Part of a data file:
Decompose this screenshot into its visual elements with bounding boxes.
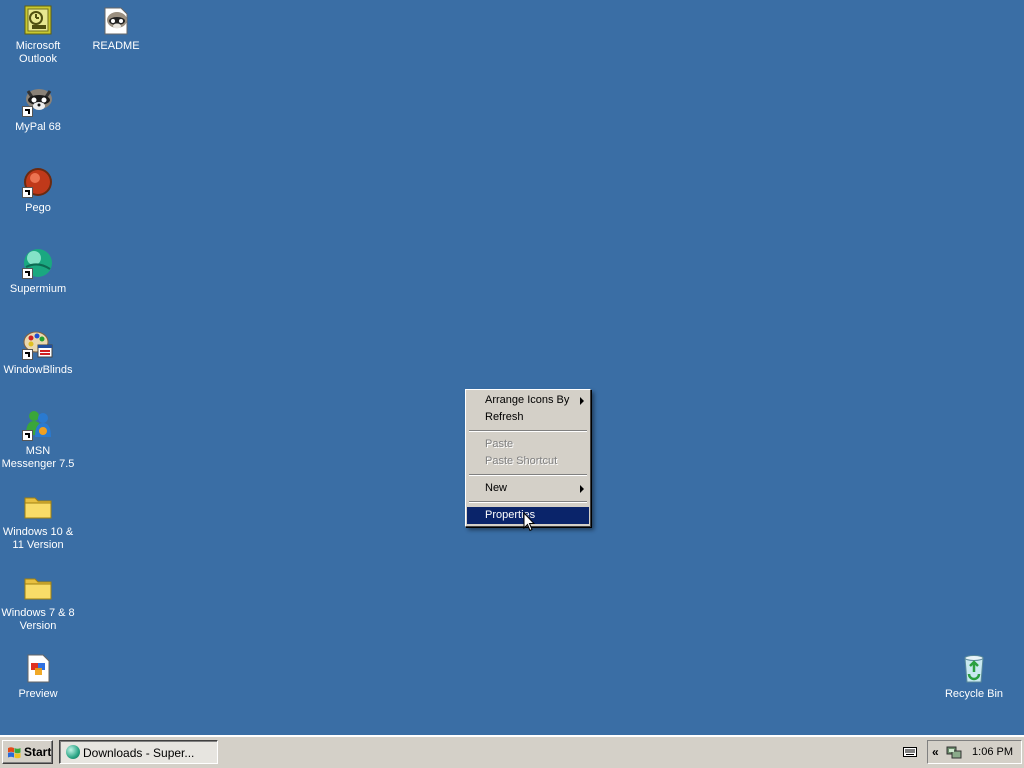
supermium-globe-icon <box>66 745 80 759</box>
desktop-icon-label: Windows 7 & 8 Version <box>1 607 75 632</box>
menu-item-new[interactable]: New <box>467 480 589 497</box>
desktop-icon-recycle-bin[interactable]: Recycle Bin <box>936 652 1012 701</box>
desktop-icon-folder-windows-10-11[interactable]: Windows 10 & 11 Version <box>0 490 76 552</box>
mouse-pointer-icon <box>523 512 535 532</box>
menu-separator <box>469 501 587 503</box>
clock[interactable]: 1:06 PM <box>972 746 1013 758</box>
menu-item-label: Refresh <box>485 411 524 423</box>
taskbar-button-downloads-supermium[interactable]: Downloads - Super... <box>59 740 218 764</box>
desktop-icon-label: Windows 10 & 11 Version <box>2 526 74 551</box>
desktop-icon-readme[interactable]: README <box>78 4 154 53</box>
submenu-arrow-icon <box>580 485 584 493</box>
desktop-icon-label: README <box>92 40 140 52</box>
desktop-icon-label: Recycle Bin <box>944 688 1004 700</box>
keyboard-icon[interactable] <box>903 747 917 757</box>
desktop-icon-label: Microsoft Outlook <box>15 40 61 65</box>
desktop-context-menu: Arrange Icons By Refresh Paste Paste Sho… <box>465 389 591 527</box>
recycle-bin-icon <box>958 652 990 684</box>
shortcut-arrow-icon <box>22 268 33 279</box>
menu-separator <box>469 430 587 432</box>
tray-expand-chevron-icon[interactable]: « <box>932 745 939 759</box>
shortcut-arrow-icon <box>22 430 33 441</box>
desktop-icon-supermium[interactable]: Supermium <box>0 247 76 296</box>
desktop-icon-pego[interactable]: Pego <box>0 166 76 215</box>
menu-item-arrange-icons-by[interactable]: Arrange Icons By <box>467 392 589 409</box>
menu-item-label: Paste Shortcut <box>485 455 558 467</box>
taskbar-button-label: Downloads - Super... <box>83 746 195 760</box>
desktop-icon-label: Pego <box>25 202 51 214</box>
menu-item-refresh[interactable]: Refresh <box>467 409 589 426</box>
desktop[interactable]: Microsoft Outlook README MyPal 68 Pego S… <box>0 0 1024 735</box>
system-tray: « 1:06 PM <box>927 740 1022 764</box>
desktop-icon-windowblinds[interactable]: WindowBlinds <box>0 328 76 377</box>
network-tray-icon[interactable] <box>946 744 962 760</box>
shortcut-arrow-icon <box>22 106 33 117</box>
desktop-icon-mypal-68[interactable]: MyPal 68 <box>0 85 76 134</box>
supermium-globe-icon <box>22 247 54 279</box>
menu-separator <box>469 474 587 476</box>
desktop-icon-microsoft-outlook[interactable]: Microsoft Outlook <box>0 4 76 66</box>
mypal-raccoon-icon <box>22 85 54 117</box>
msn-messenger-icon <box>22 409 54 441</box>
shortcut-arrow-icon <box>22 187 33 198</box>
start-label: Start <box>24 745 52 759</box>
desktop-icon-label: MyPal 68 <box>15 121 61 133</box>
folder-icon <box>22 490 54 522</box>
menu-item-label: New <box>485 482 508 494</box>
preview-document-icon <box>22 652 54 684</box>
desktop-icon-label: Supermium <box>9 283 67 295</box>
windowblinds-palette-icon <box>22 328 54 360</box>
desktop-icon-folder-windows-7-8[interactable]: Windows 7 & 8 Version <box>0 571 76 633</box>
menu-item-label: Paste <box>485 438 514 450</box>
pego-red-ball-icon <box>22 166 54 198</box>
start-button[interactable]: Start <box>2 740 53 764</box>
menu-item-label: Arrange Icons By <box>485 394 570 406</box>
desktop-icon-label: Preview <box>18 688 58 700</box>
windows-flag-icon <box>8 747 21 759</box>
taskbar: Start Downloads - Super... « 1:06 PM <box>0 735 1024 768</box>
desktop-icon-msn-messenger[interactable]: MSN Messenger 7.5 <box>0 409 76 471</box>
readme-document-icon <box>100 4 132 36</box>
submenu-arrow-icon <box>580 397 584 405</box>
outlook-icon <box>22 4 54 36</box>
desktop-icon-preview[interactable]: Preview <box>0 652 76 701</box>
desktop-icon-label: WindowBlinds <box>3 364 73 376</box>
menu-item-paste[interactable]: Paste <box>467 436 589 453</box>
shortcut-arrow-icon <box>22 349 33 360</box>
desktop-icon-label: MSN Messenger 7.5 <box>1 445 75 470</box>
folder-icon <box>22 571 54 603</box>
menu-item-paste-shortcut[interactable]: Paste Shortcut <box>467 453 589 470</box>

_Task instructions:_
Output the items above, unchanged, from the line containing "supermium-globe-icon <box>66 745 80 759</box>" through the line containing "740 1022 764</box>", both lines included.

_Solution to the exercise:_
supermium-globe-icon <box>66 745 80 759</box>
desktop-icon-label: Windows 7 & 8 Version <box>1 607 75 632</box>
menu-item-new[interactable]: New <box>467 480 589 497</box>
desktop-icon-recycle-bin[interactable]: Recycle Bin <box>936 652 1012 701</box>
desktop-icon-folder-windows-10-11[interactable]: Windows 10 & 11 Version <box>0 490 76 552</box>
mouse-pointer-icon <box>523 512 535 532</box>
menu-separator <box>469 501 587 503</box>
clock[interactable]: 1:06 PM <box>972 746 1013 758</box>
menu-item-label: Refresh <box>485 411 524 423</box>
taskbar-button-downloads-supermium[interactable]: Downloads - Super... <box>59 740 218 764</box>
desktop-icon-label: Windows 10 & 11 Version <box>2 526 74 551</box>
desktop-icon-readme[interactable]: README <box>78 4 154 53</box>
submenu-arrow-icon <box>580 485 584 493</box>
desktop-icon-label: README <box>92 40 140 52</box>
desktop-icon-label: Recycle Bin <box>944 688 1004 700</box>
keyboard-icon[interactable] <box>903 747 917 757</box>
desktop-icon-label: Microsoft Outlook <box>15 40 61 65</box>
desktop-context-menu: Arrange Icons By Refresh Paste Paste Sho… <box>465 389 591 527</box>
recycle-bin-icon <box>958 652 990 684</box>
shortcut-arrow-icon <box>22 268 33 279</box>
menu-separator <box>469 430 587 432</box>
tray-expand-chevron-icon[interactable]: « <box>932 745 939 759</box>
shortcut-arrow-icon <box>22 430 33 441</box>
desktop-icon-supermium[interactable]: Supermium <box>0 247 76 296</box>
desktop-icon-pego[interactable]: Pego <box>0 166 76 215</box>
menu-item-arrange-icons-by[interactable]: Arrange Icons By <box>467 392 589 409</box>
menu-item-label: Paste Shortcut <box>485 455 558 467</box>
taskbar-button-label: Downloads - Super... <box>83 746 195 760</box>
desktop-icon-label: Pego <box>25 202 51 214</box>
menu-item-refresh[interactable]: Refresh <box>467 409 589 426</box>
desktop[interactable]: Microsoft Outlook README MyPal 68 Pego S… <box>0 0 1024 735</box>
system-tray: « 1:06 PM <box>927 740 1022 764</box>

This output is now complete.